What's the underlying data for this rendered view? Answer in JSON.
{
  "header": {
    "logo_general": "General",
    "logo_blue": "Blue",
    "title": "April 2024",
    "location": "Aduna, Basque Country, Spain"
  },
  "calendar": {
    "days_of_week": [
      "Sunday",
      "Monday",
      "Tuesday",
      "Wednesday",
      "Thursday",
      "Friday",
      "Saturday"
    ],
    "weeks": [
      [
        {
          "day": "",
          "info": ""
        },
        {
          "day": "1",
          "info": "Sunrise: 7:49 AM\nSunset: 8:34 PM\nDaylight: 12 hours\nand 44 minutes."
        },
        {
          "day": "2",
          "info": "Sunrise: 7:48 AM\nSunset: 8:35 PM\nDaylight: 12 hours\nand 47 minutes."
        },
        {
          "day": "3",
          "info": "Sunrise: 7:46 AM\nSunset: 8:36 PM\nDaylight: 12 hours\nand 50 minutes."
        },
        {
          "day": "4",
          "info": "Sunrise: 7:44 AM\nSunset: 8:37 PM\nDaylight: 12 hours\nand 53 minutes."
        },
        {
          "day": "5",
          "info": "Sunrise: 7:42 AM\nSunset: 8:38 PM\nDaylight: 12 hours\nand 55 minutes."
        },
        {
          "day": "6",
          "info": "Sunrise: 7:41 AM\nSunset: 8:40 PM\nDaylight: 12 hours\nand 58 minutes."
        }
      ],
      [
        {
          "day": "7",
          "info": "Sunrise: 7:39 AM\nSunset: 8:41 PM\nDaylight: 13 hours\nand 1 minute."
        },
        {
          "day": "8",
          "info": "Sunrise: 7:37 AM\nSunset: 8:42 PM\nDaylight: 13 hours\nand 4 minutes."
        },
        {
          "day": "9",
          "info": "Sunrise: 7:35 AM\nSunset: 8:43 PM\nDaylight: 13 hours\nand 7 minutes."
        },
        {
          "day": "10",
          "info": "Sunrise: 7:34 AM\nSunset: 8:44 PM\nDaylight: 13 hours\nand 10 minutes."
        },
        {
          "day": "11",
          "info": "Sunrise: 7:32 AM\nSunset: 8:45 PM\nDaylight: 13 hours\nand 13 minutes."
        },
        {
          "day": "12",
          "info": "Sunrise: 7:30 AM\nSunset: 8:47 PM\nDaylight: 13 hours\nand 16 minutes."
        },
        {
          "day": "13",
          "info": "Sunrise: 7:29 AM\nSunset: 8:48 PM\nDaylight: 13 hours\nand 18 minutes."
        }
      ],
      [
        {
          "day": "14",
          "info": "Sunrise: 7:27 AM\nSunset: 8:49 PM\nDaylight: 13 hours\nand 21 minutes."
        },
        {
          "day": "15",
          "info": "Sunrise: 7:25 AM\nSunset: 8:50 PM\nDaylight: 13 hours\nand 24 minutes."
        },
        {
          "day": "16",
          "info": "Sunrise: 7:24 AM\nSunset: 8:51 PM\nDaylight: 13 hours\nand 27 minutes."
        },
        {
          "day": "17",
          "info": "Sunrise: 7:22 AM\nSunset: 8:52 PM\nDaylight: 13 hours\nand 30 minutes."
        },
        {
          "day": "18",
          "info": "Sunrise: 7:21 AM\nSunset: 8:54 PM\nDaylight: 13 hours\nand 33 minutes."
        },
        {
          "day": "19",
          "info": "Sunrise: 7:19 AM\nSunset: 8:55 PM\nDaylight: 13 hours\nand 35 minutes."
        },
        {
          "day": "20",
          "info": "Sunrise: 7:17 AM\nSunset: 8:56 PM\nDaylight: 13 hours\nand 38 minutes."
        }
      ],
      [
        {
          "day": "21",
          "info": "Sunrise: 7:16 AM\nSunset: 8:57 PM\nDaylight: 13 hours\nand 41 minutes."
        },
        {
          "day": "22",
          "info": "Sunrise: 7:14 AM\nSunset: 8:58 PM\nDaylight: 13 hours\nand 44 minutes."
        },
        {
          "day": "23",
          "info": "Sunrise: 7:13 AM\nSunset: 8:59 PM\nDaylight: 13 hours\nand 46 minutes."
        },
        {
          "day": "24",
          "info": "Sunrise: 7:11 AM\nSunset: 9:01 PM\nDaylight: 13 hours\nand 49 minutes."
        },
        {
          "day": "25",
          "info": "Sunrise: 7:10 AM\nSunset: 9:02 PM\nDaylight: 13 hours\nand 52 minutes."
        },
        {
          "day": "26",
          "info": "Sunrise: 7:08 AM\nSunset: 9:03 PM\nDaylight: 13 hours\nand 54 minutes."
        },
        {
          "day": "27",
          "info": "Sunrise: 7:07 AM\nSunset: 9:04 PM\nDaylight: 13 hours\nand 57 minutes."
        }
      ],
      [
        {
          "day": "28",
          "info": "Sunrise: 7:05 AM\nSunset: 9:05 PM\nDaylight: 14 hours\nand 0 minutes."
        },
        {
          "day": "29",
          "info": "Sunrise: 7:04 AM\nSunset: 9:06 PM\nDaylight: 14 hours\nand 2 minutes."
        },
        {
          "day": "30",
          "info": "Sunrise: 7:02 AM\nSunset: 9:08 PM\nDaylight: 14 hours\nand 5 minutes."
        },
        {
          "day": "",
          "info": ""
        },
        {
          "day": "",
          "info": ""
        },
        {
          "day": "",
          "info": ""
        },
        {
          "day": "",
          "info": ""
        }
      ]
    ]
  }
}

Task statement:
Exactly as written above, please repeat the entries.

Reply to the exercise:
What's the underlying data for this rendered view? Answer in JSON.
{
  "header": {
    "logo_general": "General",
    "logo_blue": "Blue",
    "title": "April 2024",
    "location": "Aduna, Basque Country, Spain"
  },
  "calendar": {
    "days_of_week": [
      "Sunday",
      "Monday",
      "Tuesday",
      "Wednesday",
      "Thursday",
      "Friday",
      "Saturday"
    ],
    "weeks": [
      [
        {
          "day": "",
          "info": ""
        },
        {
          "day": "1",
          "info": "Sunrise: 7:49 AM\nSunset: 8:34 PM\nDaylight: 12 hours\nand 44 minutes."
        },
        {
          "day": "2",
          "info": "Sunrise: 7:48 AM\nSunset: 8:35 PM\nDaylight: 12 hours\nand 47 minutes."
        },
        {
          "day": "3",
          "info": "Sunrise: 7:46 AM\nSunset: 8:36 PM\nDaylight: 12 hours\nand 50 minutes."
        },
        {
          "day": "4",
          "info": "Sunrise: 7:44 AM\nSunset: 8:37 PM\nDaylight: 12 hours\nand 53 minutes."
        },
        {
          "day": "5",
          "info": "Sunrise: 7:42 AM\nSunset: 8:38 PM\nDaylight: 12 hours\nand 55 minutes."
        },
        {
          "day": "6",
          "info": "Sunrise: 7:41 AM\nSunset: 8:40 PM\nDaylight: 12 hours\nand 58 minutes."
        }
      ],
      [
        {
          "day": "7",
          "info": "Sunrise: 7:39 AM\nSunset: 8:41 PM\nDaylight: 13 hours\nand 1 minute."
        },
        {
          "day": "8",
          "info": "Sunrise: 7:37 AM\nSunset: 8:42 PM\nDaylight: 13 hours\nand 4 minutes."
        },
        {
          "day": "9",
          "info": "Sunrise: 7:35 AM\nSunset: 8:43 PM\nDaylight: 13 hours\nand 7 minutes."
        },
        {
          "day": "10",
          "info": "Sunrise: 7:34 AM\nSunset: 8:44 PM\nDaylight: 13 hours\nand 10 minutes."
        },
        {
          "day": "11",
          "info": "Sunrise: 7:32 AM\nSunset: 8:45 PM\nDaylight: 13 hours\nand 13 minutes."
        },
        {
          "day": "12",
          "info": "Sunrise: 7:30 AM\nSunset: 8:47 PM\nDaylight: 13 hours\nand 16 minutes."
        },
        {
          "day": "13",
          "info": "Sunrise: 7:29 AM\nSunset: 8:48 PM\nDaylight: 13 hours\nand 18 minutes."
        }
      ],
      [
        {
          "day": "14",
          "info": "Sunrise: 7:27 AM\nSunset: 8:49 PM\nDaylight: 13 hours\nand 21 minutes."
        },
        {
          "day": "15",
          "info": "Sunrise: 7:25 AM\nSunset: 8:50 PM\nDaylight: 13 hours\nand 24 minutes."
        },
        {
          "day": "16",
          "info": "Sunrise: 7:24 AM\nSunset: 8:51 PM\nDaylight: 13 hours\nand 27 minutes."
        },
        {
          "day": "17",
          "info": "Sunrise: 7:22 AM\nSunset: 8:52 PM\nDaylight: 13 hours\nand 30 minutes."
        },
        {
          "day": "18",
          "info": "Sunrise: 7:21 AM\nSunset: 8:54 PM\nDaylight: 13 hours\nand 33 minutes."
        },
        {
          "day": "19",
          "info": "Sunrise: 7:19 AM\nSunset: 8:55 PM\nDaylight: 13 hours\nand 35 minutes."
        },
        {
          "day": "20",
          "info": "Sunrise: 7:17 AM\nSunset: 8:56 PM\nDaylight: 13 hours\nand 38 minutes."
        }
      ],
      [
        {
          "day": "21",
          "info": "Sunrise: 7:16 AM\nSunset: 8:57 PM\nDaylight: 13 hours\nand 41 minutes."
        },
        {
          "day": "22",
          "info": "Sunrise: 7:14 AM\nSunset: 8:58 PM\nDaylight: 13 hours\nand 44 minutes."
        },
        {
          "day": "23",
          "info": "Sunrise: 7:13 AM\nSunset: 8:59 PM\nDaylight: 13 hours\nand 46 minutes."
        },
        {
          "day": "24",
          "info": "Sunrise: 7:11 AM\nSunset: 9:01 PM\nDaylight: 13 hours\nand 49 minutes."
        },
        {
          "day": "25",
          "info": "Sunrise: 7:10 AM\nSunset: 9:02 PM\nDaylight: 13 hours\nand 52 minutes."
        },
        {
          "day": "26",
          "info": "Sunrise: 7:08 AM\nSunset: 9:03 PM\nDaylight: 13 hours\nand 54 minutes."
        },
        {
          "day": "27",
          "info": "Sunrise: 7:07 AM\nSunset: 9:04 PM\nDaylight: 13 hours\nand 57 minutes."
        }
      ],
      [
        {
          "day": "28",
          "info": "Sunrise: 7:05 AM\nSunset: 9:05 PM\nDaylight: 14 hours\nand 0 minutes."
        },
        {
          "day": "29",
          "info": "Sunrise: 7:04 AM\nSunset: 9:06 PM\nDaylight: 14 hours\nand 2 minutes."
        },
        {
          "day": "30",
          "info": "Sunrise: 7:02 AM\nSunset: 9:08 PM\nDaylight: 14 hours\nand 5 minutes."
        },
        {
          "day": "",
          "info": ""
        },
        {
          "day": "",
          "info": ""
        },
        {
          "day": "",
          "info": ""
        },
        {
          "day": "",
          "info": ""
        }
      ]
    ]
  }
}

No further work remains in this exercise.